_SET EXERCISE_
Find the lines that contain the word "school" and copy each one.

==== RECORDS FOR THIS TASK

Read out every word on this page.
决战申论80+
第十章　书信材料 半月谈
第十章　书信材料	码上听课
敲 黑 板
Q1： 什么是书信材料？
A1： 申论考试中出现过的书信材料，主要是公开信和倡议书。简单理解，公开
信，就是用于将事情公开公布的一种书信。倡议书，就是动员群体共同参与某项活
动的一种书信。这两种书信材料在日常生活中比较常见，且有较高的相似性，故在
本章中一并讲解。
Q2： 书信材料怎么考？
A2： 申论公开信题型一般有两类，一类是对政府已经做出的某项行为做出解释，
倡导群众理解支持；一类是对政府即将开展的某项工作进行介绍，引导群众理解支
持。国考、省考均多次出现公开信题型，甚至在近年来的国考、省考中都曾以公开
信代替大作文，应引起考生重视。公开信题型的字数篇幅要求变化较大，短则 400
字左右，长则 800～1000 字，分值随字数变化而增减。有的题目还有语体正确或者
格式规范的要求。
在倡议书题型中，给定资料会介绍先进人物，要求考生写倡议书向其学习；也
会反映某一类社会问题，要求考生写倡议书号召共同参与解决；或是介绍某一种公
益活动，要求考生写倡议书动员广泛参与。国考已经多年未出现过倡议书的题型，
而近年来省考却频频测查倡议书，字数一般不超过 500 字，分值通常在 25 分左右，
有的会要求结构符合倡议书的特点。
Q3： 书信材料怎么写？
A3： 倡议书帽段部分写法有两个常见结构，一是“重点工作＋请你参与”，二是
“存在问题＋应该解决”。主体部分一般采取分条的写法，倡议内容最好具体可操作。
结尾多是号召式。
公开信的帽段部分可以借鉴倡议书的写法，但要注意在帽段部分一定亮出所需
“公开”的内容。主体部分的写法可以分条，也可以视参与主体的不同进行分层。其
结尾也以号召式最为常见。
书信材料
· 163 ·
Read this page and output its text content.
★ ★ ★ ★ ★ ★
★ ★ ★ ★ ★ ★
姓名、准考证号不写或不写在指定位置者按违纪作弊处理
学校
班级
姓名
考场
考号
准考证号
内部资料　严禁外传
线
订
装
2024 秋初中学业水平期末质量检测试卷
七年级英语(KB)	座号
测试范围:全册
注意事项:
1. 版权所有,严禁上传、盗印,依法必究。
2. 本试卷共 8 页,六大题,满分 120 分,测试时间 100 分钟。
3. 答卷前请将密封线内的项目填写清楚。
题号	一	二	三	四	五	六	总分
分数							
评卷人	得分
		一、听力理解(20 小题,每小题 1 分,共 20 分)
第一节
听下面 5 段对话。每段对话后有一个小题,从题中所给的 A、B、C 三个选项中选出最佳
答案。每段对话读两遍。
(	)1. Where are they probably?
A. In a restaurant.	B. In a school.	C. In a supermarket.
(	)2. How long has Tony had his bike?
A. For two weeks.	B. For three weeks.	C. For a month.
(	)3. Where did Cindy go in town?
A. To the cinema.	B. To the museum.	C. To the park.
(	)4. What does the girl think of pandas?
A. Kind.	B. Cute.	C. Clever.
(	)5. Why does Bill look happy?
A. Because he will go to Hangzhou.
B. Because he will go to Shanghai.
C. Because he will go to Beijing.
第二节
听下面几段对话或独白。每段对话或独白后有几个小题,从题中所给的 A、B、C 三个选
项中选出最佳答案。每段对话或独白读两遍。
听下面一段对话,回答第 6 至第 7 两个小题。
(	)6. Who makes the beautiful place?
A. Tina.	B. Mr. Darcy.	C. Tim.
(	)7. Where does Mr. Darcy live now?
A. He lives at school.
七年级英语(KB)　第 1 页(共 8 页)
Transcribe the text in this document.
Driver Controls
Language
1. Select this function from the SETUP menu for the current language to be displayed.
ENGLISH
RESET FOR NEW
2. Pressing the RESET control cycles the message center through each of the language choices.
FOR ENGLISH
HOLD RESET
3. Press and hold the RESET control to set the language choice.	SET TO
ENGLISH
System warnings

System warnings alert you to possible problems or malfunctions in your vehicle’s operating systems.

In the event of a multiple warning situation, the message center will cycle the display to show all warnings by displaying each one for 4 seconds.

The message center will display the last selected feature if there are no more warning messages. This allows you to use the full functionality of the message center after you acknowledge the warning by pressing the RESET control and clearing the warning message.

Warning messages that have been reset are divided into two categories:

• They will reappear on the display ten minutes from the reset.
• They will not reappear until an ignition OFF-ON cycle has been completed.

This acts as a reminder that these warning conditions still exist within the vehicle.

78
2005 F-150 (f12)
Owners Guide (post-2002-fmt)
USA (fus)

========

_OUTPUT OF THE EXERCISE_
A. In a restaurant.	B. In a school.	C. In a supermarket.
A. He lives at school.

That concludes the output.